-- start --

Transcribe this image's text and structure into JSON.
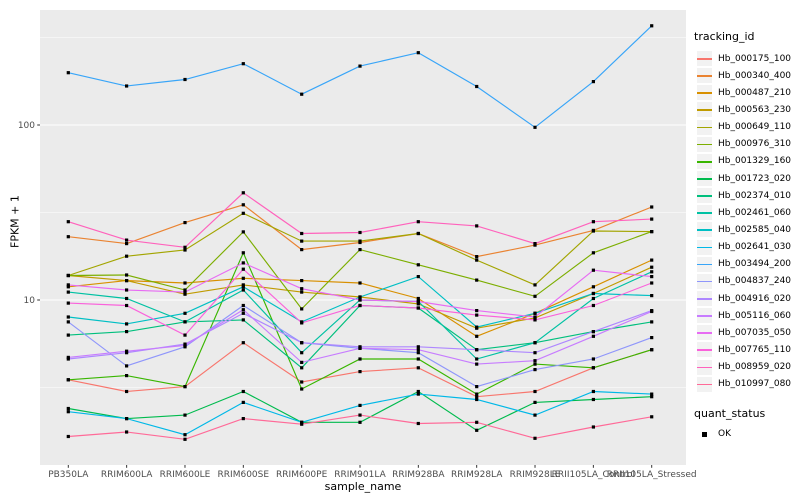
{
  "chart_data": {
    "type": "line",
    "title": "",
    "xlabel": "sample_name",
    "ylabel": "FPKM + 1",
    "y_scale": "log10",
    "y_axis_tick_labels": [
      "100",
      "10"
    ],
    "y_axis_tick_values": [
      100,
      10
    ],
    "y_minor_gridlines": [
      3.162,
      31.62,
      316.2
    ],
    "ylim": [
      1.14,
      454
    ],
    "grid": true,
    "panel_color": "#EBEBEB",
    "gridline_color": "#FFFFFF",
    "marker": "filled-square",
    "marker_color": "#000000",
    "categories": [
      "PB350LA",
      "RRIM600LA",
      "RRIM600LE",
      "RRIM600SE",
      "RRIM600PE",
      "RRIM901LA",
      "RRIM928BA",
      "RRIM928LA",
      "RRIM928LE",
      "RRII105LA_Control",
      "RRII105LA_Stressed"
    ],
    "series": [
      {
        "name": "Hb_000175_100",
        "color": "#F8766D",
        "values": [
          3.5,
          3.0,
          3.2,
          5.7,
          3.4,
          3.9,
          4.1,
          2.8,
          3.0,
          4.1,
          5.2
        ]
      },
      {
        "name": "Hb_000340_400",
        "color": "#EA8331",
        "values": [
          23,
          21,
          27.7,
          35,
          19.4,
          21.3,
          24,
          17.7,
          20.6,
          25,
          34
        ]
      },
      {
        "name": "Hb_000487_210",
        "color": "#D89000",
        "values": [
          11.9,
          12.9,
          12.5,
          13.3,
          12.9,
          12.5,
          10.2,
          6.2,
          8.4,
          11.9,
          16.9
        ]
      },
      {
        "name": "Hb_000563_230",
        "color": "#C09B00",
        "values": [
          13.8,
          12.9,
          10.8,
          12.2,
          11.1,
          10.4,
          9.5,
          6.9,
          7.9,
          10.9,
          15.4
        ]
      },
      {
        "name": "Hb_000649_110",
        "color": "#A3A500",
        "values": [
          13.8,
          17.8,
          19.3,
          31.3,
          21.7,
          21.7,
          24,
          16.9,
          12.2,
          24.8,
          24.6
        ]
      },
      {
        "name": "Hb_000976_310",
        "color": "#7CAE00",
        "values": [
          13.8,
          13.9,
          11.4,
          24.5,
          8.9,
          19.4,
          15.9,
          13,
          10.5,
          18.6,
          24.6
        ]
      },
      {
        "name": "Hb_001329_160",
        "color": "#39B600",
        "values": [
          3.5,
          3.7,
          3.2,
          18.6,
          3.1,
          4.6,
          4.6,
          2.9,
          4.3,
          4.1,
          5.2
        ]
      },
      {
        "name": "Hb_001723_020",
        "color": "#00BB4E",
        "values": [
          2.4,
          2.1,
          2.2,
          3.0,
          2.0,
          2.0,
          3.0,
          1.8,
          2.6,
          2.7,
          2.8
        ]
      },
      {
        "name": "Hb_002374_010",
        "color": "#00BF7D",
        "values": [
          6.3,
          6.6,
          7.5,
          7.7,
          4.1,
          9.3,
          9.0,
          5.2,
          5.7,
          6.6,
          7.5
        ]
      },
      {
        "name": "Hb_002461_060",
        "color": "#00C1A3",
        "values": [
          11.1,
          10.2,
          7.5,
          11.4,
          5.0,
          10.0,
          9.8,
          4.6,
          5.7,
          10.2,
          14.5
        ]
      },
      {
        "name": "Hb_002585_040",
        "color": "#00BFC4",
        "values": [
          8.0,
          7.3,
          8.4,
          11.9,
          7.5,
          10.4,
          13.6,
          7.0,
          8.4,
          10.9,
          10.6
        ]
      },
      {
        "name": "Hb_002641_030",
        "color": "#00B8E7",
        "values": [
          2.3,
          2.1,
          1.7,
          2.6,
          2.0,
          2.5,
          2.9,
          2.7,
          2.2,
          3.0,
          2.9
        ]
      },
      {
        "name": "Hb_003494_200",
        "color": "#38A5F8",
        "values": [
          199,
          167,
          182,
          224,
          150,
          217,
          259,
          166,
          97,
          177,
          369
        ]
      },
      {
        "name": "Hb_004837_240",
        "color": "#8F96FB",
        "values": [
          7.5,
          4.2,
          5.4,
          9.3,
          5.7,
          5.3,
          5.0,
          3.2,
          4.0,
          4.6,
          6.1
        ]
      },
      {
        "name": "Hb_004916_020",
        "color": "#AE87FF",
        "values": [
          4.6,
          5.0,
          5.6,
          8.4,
          5.7,
          5.4,
          5.4,
          5.2,
          5.0,
          6.6,
          8.7
        ]
      },
      {
        "name": "Hb_005116_060",
        "color": "#C77CFF",
        "values": [
          4.7,
          5.1,
          5.5,
          8.8,
          4.4,
          5.3,
          5.2,
          4.3,
          4.5,
          6.2,
          8.6
        ]
      },
      {
        "name": "Hb_007035_050",
        "color": "#E76BF3",
        "values": [
          12.2,
          11.4,
          11.1,
          16.3,
          11.6,
          10.0,
          9.8,
          8.7,
          8.0,
          14.8,
          13.6
        ]
      },
      {
        "name": "Hb_007765_110",
        "color": "#FA62DB",
        "values": [
          9.6,
          9.3,
          6.3,
          15.0,
          7.4,
          9.3,
          9.0,
          8.2,
          7.7,
          9.3,
          12.5
        ]
      },
      {
        "name": "Hb_008959_020",
        "color": "#FF62BC",
        "values": [
          28,
          22,
          20,
          41,
          24,
          24.3,
          28,
          26.5,
          21,
          28,
          29
        ]
      },
      {
        "name": "Hb_010997_080",
        "color": "#FF6A98",
        "values": [
          1.66,
          1.76,
          1.6,
          2.1,
          1.95,
          2.2,
          1.97,
          2.0,
          1.62,
          1.88,
          2.15
        ]
      }
    ],
    "legend": {
      "title": "tracking_id",
      "position": "right"
    },
    "legend2": {
      "title": "quant_status",
      "items": [
        {
          "label": "OK",
          "marker": "black-square"
        }
      ]
    }
  }
}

-- end --

**INSTRUCTIONS TO FOLLOW**
Give every line of the material that includes the string "title".

**EXPECTED OUTPUT**
    "title": "",
      "title": "tracking_id",
      "title": "quant_status",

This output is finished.